> THE TASK
Transcribe the whole listing without a single picture.

*** EXERCISE INPUTS

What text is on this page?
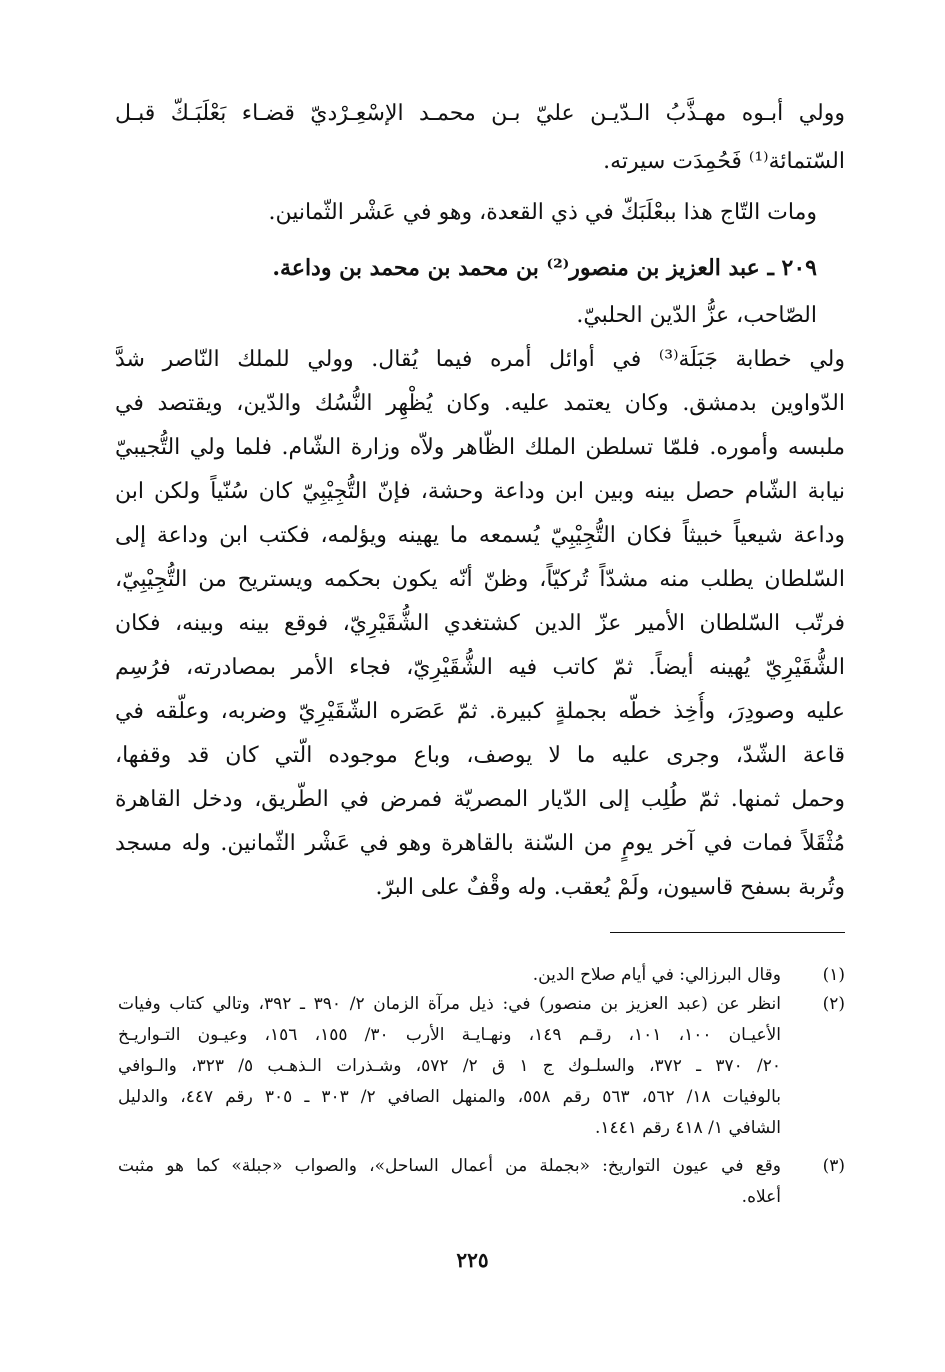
وولي أبـوه مهـذَّبُ الـدّيـن عليّ بـن محمـد الإسْعِـرْديّ قضـاء بَعْلَبَـكّ قبـل
السّتمائة⁽¹⁾ فَحُمِدَت سيرته.
ومات التّاج هذا ببعْلَبَكّ في ذي القعدة، وهو في عَشْر الثّمانين.
٢٠٩ ـ عبد العزيز بن منصور⁽²⁾ بن محمد بن محمد بن وداعة.
الصّاحب، عزُّ الدّين الحلبيّ.
ولي خطابة جَبَلَة⁽³⁾ في أوائل أمره فيما يُقال. وولي للملك النّاصر شدَّ
الدّواوين بدمشق. وكان يعتمد عليه. وكان يُظْهِر النُّسُك والدّين، ويقتصد في
ملبسه وأموره. فلمّا تسلطن الملك الظّاهر ولاّه وزارة الشّام. فلما ولي التُّجيبيّ
نيابة الشّام حصل بينه وبين ابن وداعة وحشة، فإنّ التُّجِيْبِيّ كان سُنّياً ولكن ابن
وداعة شيعياً خبيثاً فكان التُّجِيْبِيّ يُسمعه ما يهينه ويؤلمه، فكتب ابن وداعة إلى
السّلطان يطلب منه مشدّاً تُركيّاً، وظنّ أنّه يكون بحكمه ويستريح من التُّجِيْبِيّ،
فرتّب السّلطان الأمير عزّ الدين كشتغدي الشُّقَيْرِيّ، فوقع بينه وبينه، فكان
الشُّقَيْرِيّ يُهينه أيضاً. ثمّ كاتب فيه الشُّقَيْرِيّ، فجاء الأمر بمصادرته، فرُسِم
عليه وصودِرَ، وأُخِذ خطّه بجملةٍ كبيرة. ثمّ عَصَره الشّقَيْرِيّ وضربه، وعلّقه في
قاعة الشّدّ، وجرى عليه ما لا يوصف، وباع موجوده الّتي كان قد وقفها،
وحمل ثمنها. ثمّ طُلِب إلى الدّيار المصريّة فمرض في الطّريق، ودخل القاهرة
مُثْقَلاً فمات في آخر يومٍ من السّنة بالقاهرة وهو في عَشْر الثّمانين. وله مسجد
وتُربة بسفح قاسيون، ولَمْ يُعقب. وله وقْفٌ على البرّ.
(١)
وقال البرزالي: في أيام صلاح الدين.
(٢)
انظر عن (عبد العزيز بن منصور) في: ذيل مرآة الزمان ٢/ ٣٩٠ ـ ٣٩٢، وتالي كتاب وفيات
الأعيـان ١٠٠، ١٠١، رقـم ١٤٩، ونهـايـة الأرب ٣٠/ ١٥٥، ١٥٦، وعيـون التـواريـخ
٢٠/ ٣٧٠ ـ ٣٧٢، والسلـوك ج ١ ق ٢/ ٥٧٢، وشـذرات الـذهـب ٥/ ٣٢٣، والـوافي
بالوفيات ١٨/ ٥٦٢، ٥٦٣ رقم ٥٥٨، والمنهل الصافي ٢/ ٣٠٣ ـ ٣٠٥ رقم ٤٤٧، والدليل
الشافي ١/ ٤١٨ رقم ١٤٤١.
(٣)
وقع في عيون التواريخ: «بجملة من أعمال الساحل»، والصواب «جبلة» كما هو مثبت
أعلاه.
٢٢٥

******

> WRITTEN REPLY
What text is on this page?
وولي أبـوه مهـذَّبُ الـدّيـن عليّ بـن محمـد الإسْعِـرْديّ قضـاء بَعْلَبَـكّ قبـل
السّتمائة⁽¹⁾ فَحُمِدَت سيرته.
ومات التّاج هذا ببعْلَبَكّ في ذي القعدة، وهو في عَشْر الثّمانين.
٢٠٩ ـ عبد العزيز بن منصور⁽²⁾ بن محمد بن محمد بن وداعة.
الصّاحب، عزُّ الدّين الحلبيّ.
ولي خطابة جَبَلَة⁽³⁾ في أوائل أمره فيما يُقال. وولي للملك النّاصر شدَّ
الدّواوين بدمشق. وكان يعتمد عليه. وكان يُظْهِر النُّسُك والدّين، ويقتصد في
ملبسه وأموره. فلمّا تسلطن الملك الظّاهر ولاّه وزارة الشّام. فلما ولي التُّجيبيّ
نيابة الشّام حصل بينه وبين ابن وداعة وحشة، فإنّ التُّجِيْبِيّ كان سُنّياً ولكن ابن
وداعة شيعياً خبيثاً فكان التُّجِيْبِيّ يُسمعه ما يهينه ويؤلمه، فكتب ابن وداعة إلى
السّلطان يطلب منه مشدّاً تُركيّاً، وظنّ أنّه يكون بحكمه ويستريح من التُّجِيْبِيّ،
فرتّب السّلطان الأمير عزّ الدين كشتغدي الشُّقَيْرِيّ، فوقع بينه وبينه، فكان
الشُّقَيْرِيّ يُهينه أيضاً. ثمّ كاتب فيه الشُّقَيْرِيّ، فجاء الأمر بمصادرته، فرُسِم
عليه وصودِرَ، وأُخِذ خطّه بجملةٍ كبيرة. ثمّ عَصَره الشّقَيْرِيّ وضربه، وعلّقه في
قاعة الشّدّ، وجرى عليه ما لا يوصف، وباع موجوده الّتي كان قد وقفها،
وحمل ثمنها. ثمّ طُلِب إلى الدّيار المصريّة فمرض في الطّريق، ودخل القاهرة
مُثْقَلاً فمات في آخر يومٍ من السّنة بالقاهرة وهو في عَشْر الثّمانين. وله مسجد
وتُربة بسفح قاسيون، ولَمْ يُعقب. وله وقْفٌ على البرّ.
(١)
وقال البرزالي: في أيام صلاح الدين.
(٢)
انظر عن (عبد العزيز بن منصور) في: ذيل مرآة الزمان ٢/ ٣٩٠ ـ ٣٩٢، وتالي كتاب وفيات
الأعيـان ١٠٠، ١٠١، رقـم ١٤٩، ونهـايـة الأرب ٣٠/ ١٥٥، ١٥٦، وعيـون التـواريـخ
٢٠/ ٣٧٠ ـ ٣٧٢، والسلـوك ج ١ ق ٢/ ٥٧٢، وشـذرات الـذهـب ٥/ ٣٢٣، والـوافي
بالوفيات ١٨/ ٥٦٢، ٥٦٣ رقم ٥٥٨، والمنهل الصافي ٢/ ٣٠٣ ـ ٣٠٥ رقم ٤٤٧، والدليل
الشافي ١/ ٤١٨ رقم ١٤٤١.
(٣)
وقع في عيون التواريخ: «بجملة من أعمال الساحل»، والصواب «جبلة» كما هو مثبت
أعلاه.
٢٢٥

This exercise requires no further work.